The records that follow are to be repeated exactly, with the pictures removed.

▶ _SUPPLIED RECORDS_
[Begin]

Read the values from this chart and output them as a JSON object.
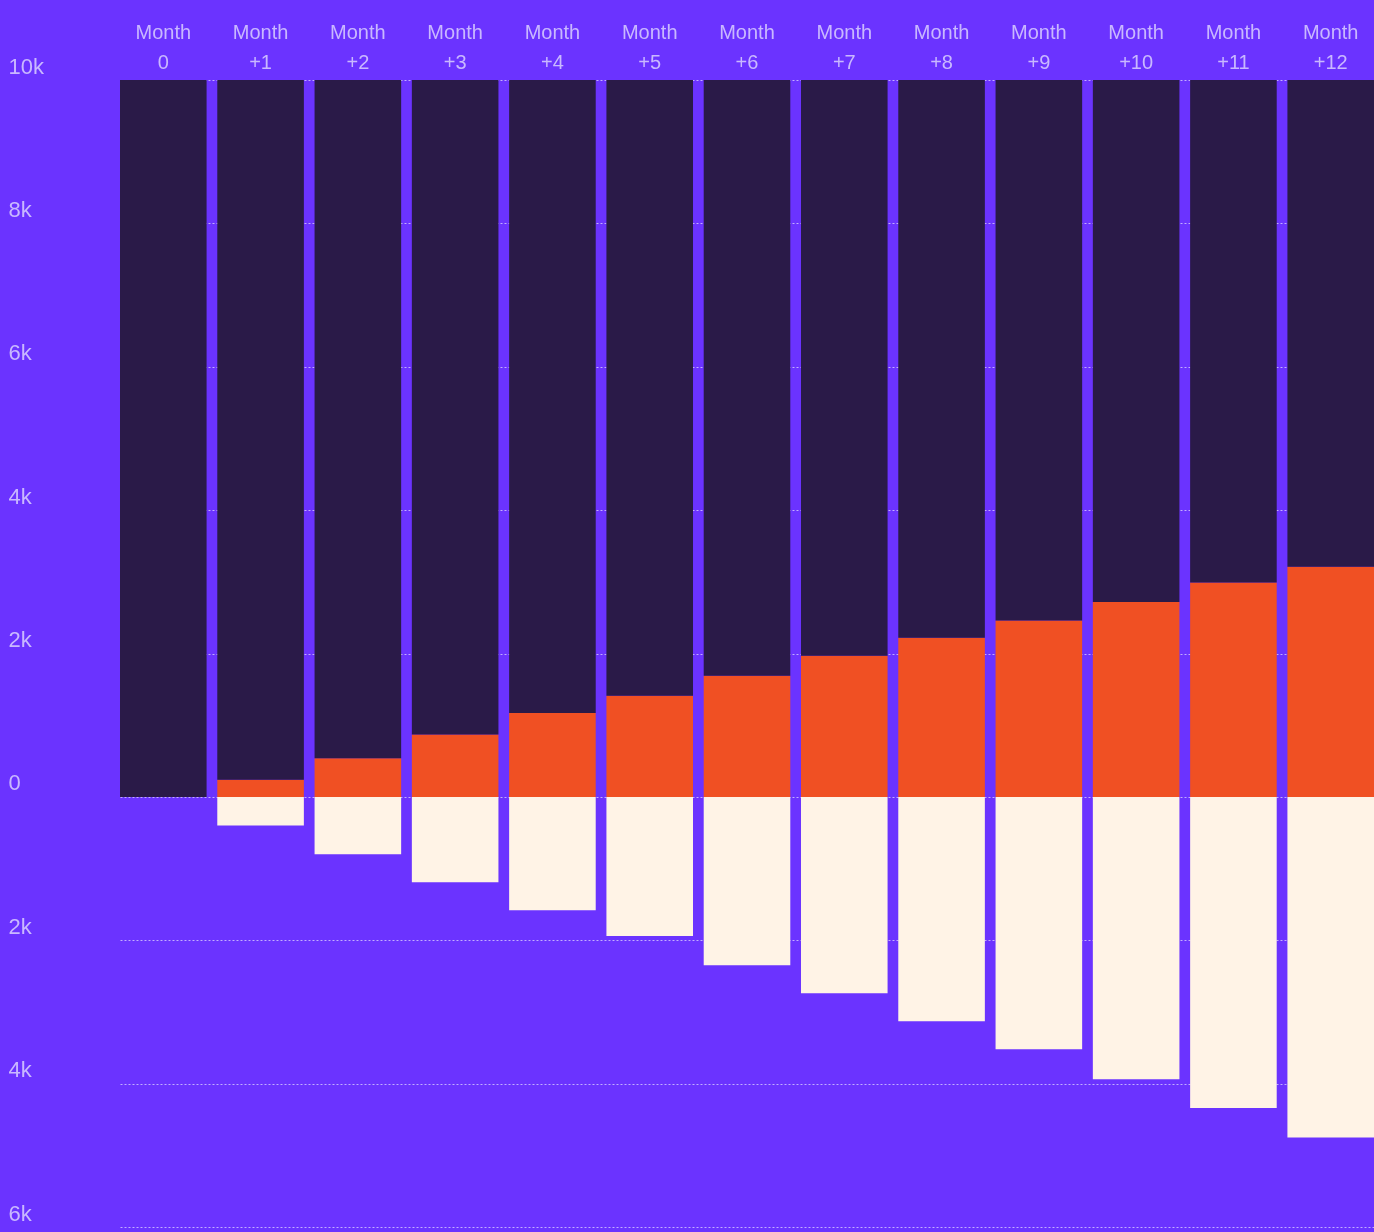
{
  "chart_data": {
    "type": "bar",
    "stacked": true,
    "categories": [
      "Month 0",
      "Month +1",
      "Month +2",
      "Month +3",
      "Month +4",
      "Month +5",
      "Month +6",
      "Month +7",
      "Month +8",
      "Month +9",
      "Month +10",
      "Month +11",
      "Month +12"
    ],
    "series": [
      {
        "color": "#f05023",
        "values": [
          null,
          240,
          540,
          870,
          1170,
          1410,
          1690,
          1970,
          2220,
          2460,
          2720,
          2990,
          3210
        ]
      },
      {
        "color": "#2a1a48",
        "values": [
          10000,
          9760,
          9460,
          9130,
          8830,
          8590,
          8310,
          8030,
          7780,
          7540,
          7280,
          7010,
          6790
        ]
      },
      {
        "color": "#fff3e6",
        "values": [
          null,
          -400,
          -800,
          -1190,
          -1580,
          -1940,
          -2350,
          -2740,
          -3130,
          -3520,
          -3940,
          -4340,
          -4750
        ]
      }
    ],
    "ylim": [
      -6000,
      10000
    ],
    "yticks": [
      {
        "value": 10000,
        "label": "10k"
      },
      {
        "value": 8000,
        "label": "8k"
      },
      {
        "value": 6000,
        "label": "6k"
      },
      {
        "value": 4000,
        "label": "4k"
      },
      {
        "value": 2000,
        "label": "2k"
      },
      0,
      {
        "value": -2000,
        "label": "2k"
      },
      {
        "value": -4000,
        "label": "4k"
      },
      {
        "value": -6000,
        "label": "6k"
      }
    ],
    "grid": "y"
  }
}
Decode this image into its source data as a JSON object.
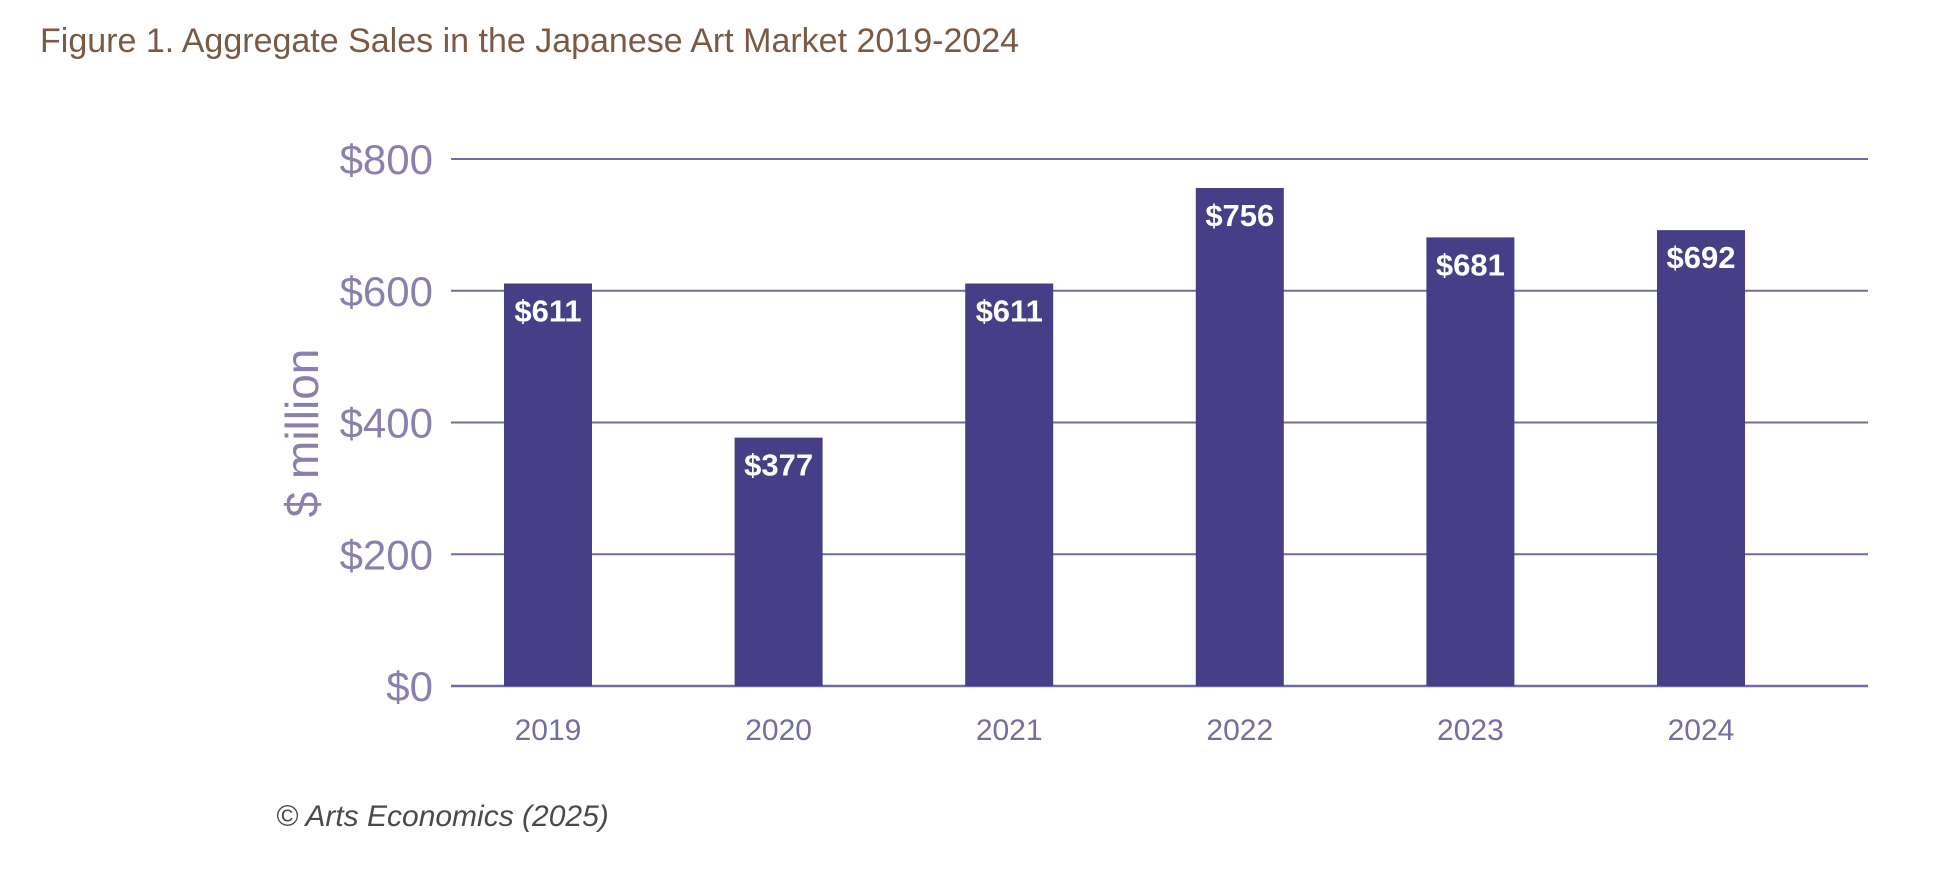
{
  "figure": {
    "title": "Figure 1. Aggregate Sales in the Japanese Art Market 2019-2024",
    "source": "©  Arts Economics (2025)"
  },
  "chart_data": {
    "type": "bar",
    "title": "Figure 1. Aggregate Sales in the Japanese Art Market 2019-2024",
    "xlabel": "",
    "ylabel": "$ million",
    "categories": [
      "2019",
      "2020",
      "2021",
      "2022",
      "2023",
      "2024"
    ],
    "values": [
      611,
      377,
      611,
      756,
      681,
      692
    ],
    "data_labels": [
      "$611",
      "$377",
      "$611",
      "$756",
      "$681",
      "$692"
    ],
    "ylim": [
      0,
      800
    ],
    "yticks": [
      0,
      200,
      400,
      600,
      800
    ],
    "ytick_labels": [
      "$0",
      "$200",
      "$400",
      "$600",
      "$800"
    ],
    "grid": true,
    "colors": {
      "bar": "#463f88",
      "grid": "#6f6ca3",
      "tick_text": "#8682ad",
      "title": "#7a5a44"
    }
  }
}
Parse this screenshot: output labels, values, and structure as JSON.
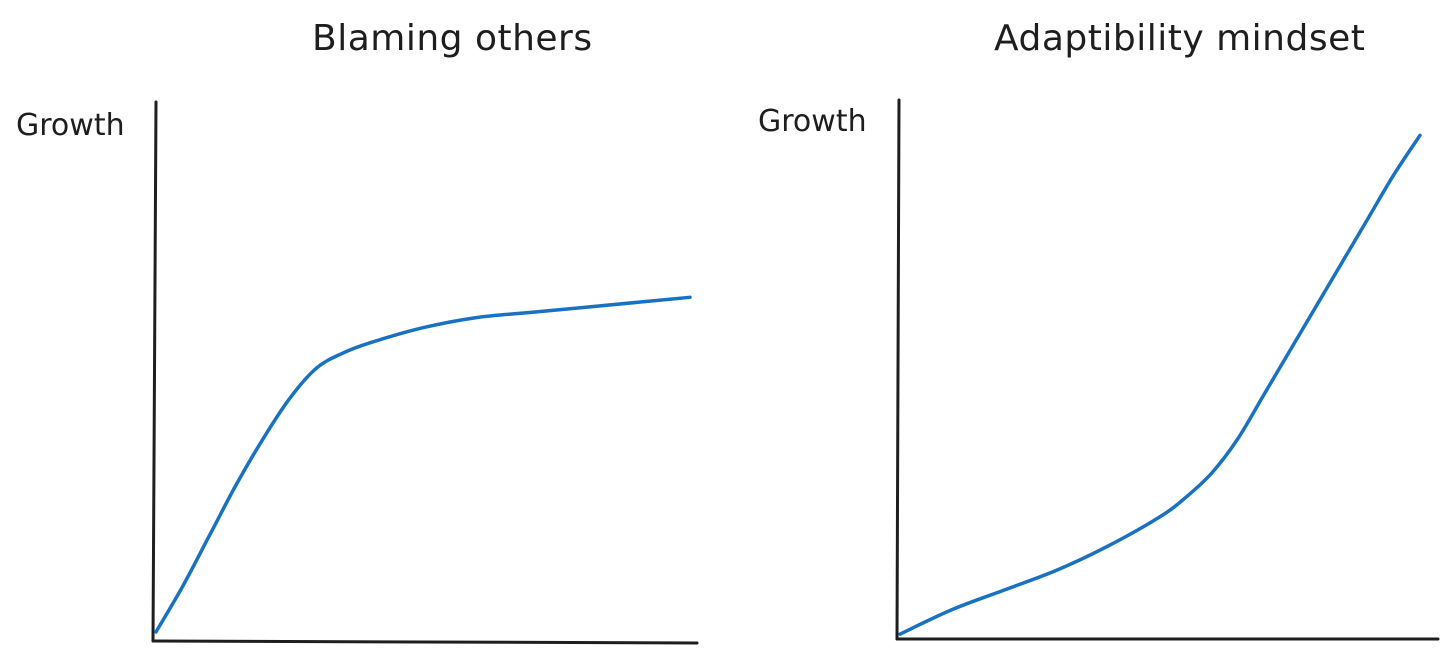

[End]

▶ _ANSWER TO THE EXERCISE_
Read the values from this chart and output them as a JSON object.
{
  "chart_data": {
    "type": "bar",
    "stacked": true,
    "categories": [
      "Month 0",
      "Month +1",
      "Month +2",
      "Month +3",
      "Month +4",
      "Month +5",
      "Month +6",
      "Month +7",
      "Month +8",
      "Month +9",
      "Month +10",
      "Month +11",
      "Month +12"
    ],
    "series": [
      {
        "color": "#f05023",
        "values": [
          null,
          240,
          540,
          870,
          1170,
          1410,
          1690,
          1970,
          2220,
          2460,
          2720,
          2990,
          3210
        ]
      },
      {
        "color": "#2a1a48",
        "values": [
          10000,
          9760,
          9460,
          9130,
          8830,
          8590,
          8310,
          8030,
          7780,
          7540,
          7280,
          7010,
          6790
        ]
      },
      {
        "color": "#fff3e6",
        "values": [
          null,
          -400,
          -800,
          -1190,
          -1580,
          -1940,
          -2350,
          -2740,
          -3130,
          -3520,
          -3940,
          -4340,
          -4750
        ]
      }
    ],
    "ylim": [
      -6000,
      10000
    ],
    "yticks": [
      {
        "value": 10000,
        "label": "10k"
      },
      {
        "value": 8000,
        "label": "8k"
      },
      {
        "value": 6000,
        "label": "6k"
      },
      {
        "value": 4000,
        "label": "4k"
      },
      {
        "value": 2000,
        "label": "2k"
      },
      0,
      {
        "value": -2000,
        "label": "2k"
      },
      {
        "value": -4000,
        "label": "4k"
      },
      {
        "value": -6000,
        "label": "6k"
      }
    ],
    "grid": "y"
  }
}
Decode this image into its source data as a JSON object.
{
  "figure": {
    "title": "Figure 1. Aggregate Sales in the Japanese Art Market 2019-2024",
    "source": "©  Arts Economics (2025)"
  },
  "chart_data": {
    "type": "bar",
    "title": "Figure 1. Aggregate Sales in the Japanese Art Market 2019-2024",
    "xlabel": "",
    "ylabel": "$ million",
    "categories": [
      "2019",
      "2020",
      "2021",
      "2022",
      "2023",
      "2024"
    ],
    "values": [
      611,
      377,
      611,
      756,
      681,
      692
    ],
    "data_labels": [
      "$611",
      "$377",
      "$611",
      "$756",
      "$681",
      "$692"
    ],
    "ylim": [
      0,
      800
    ],
    "yticks": [
      0,
      200,
      400,
      600,
      800
    ],
    "ytick_labels": [
      "$0",
      "$200",
      "$400",
      "$600",
      "$800"
    ],
    "grid": true,
    "colors": {
      "bar": "#463f88",
      "grid": "#6f6ca3",
      "tick_text": "#8682ad",
      "title": "#7a5a44"
    }
  }
}
Parse this screenshot: output labels, values, and structure as JSON.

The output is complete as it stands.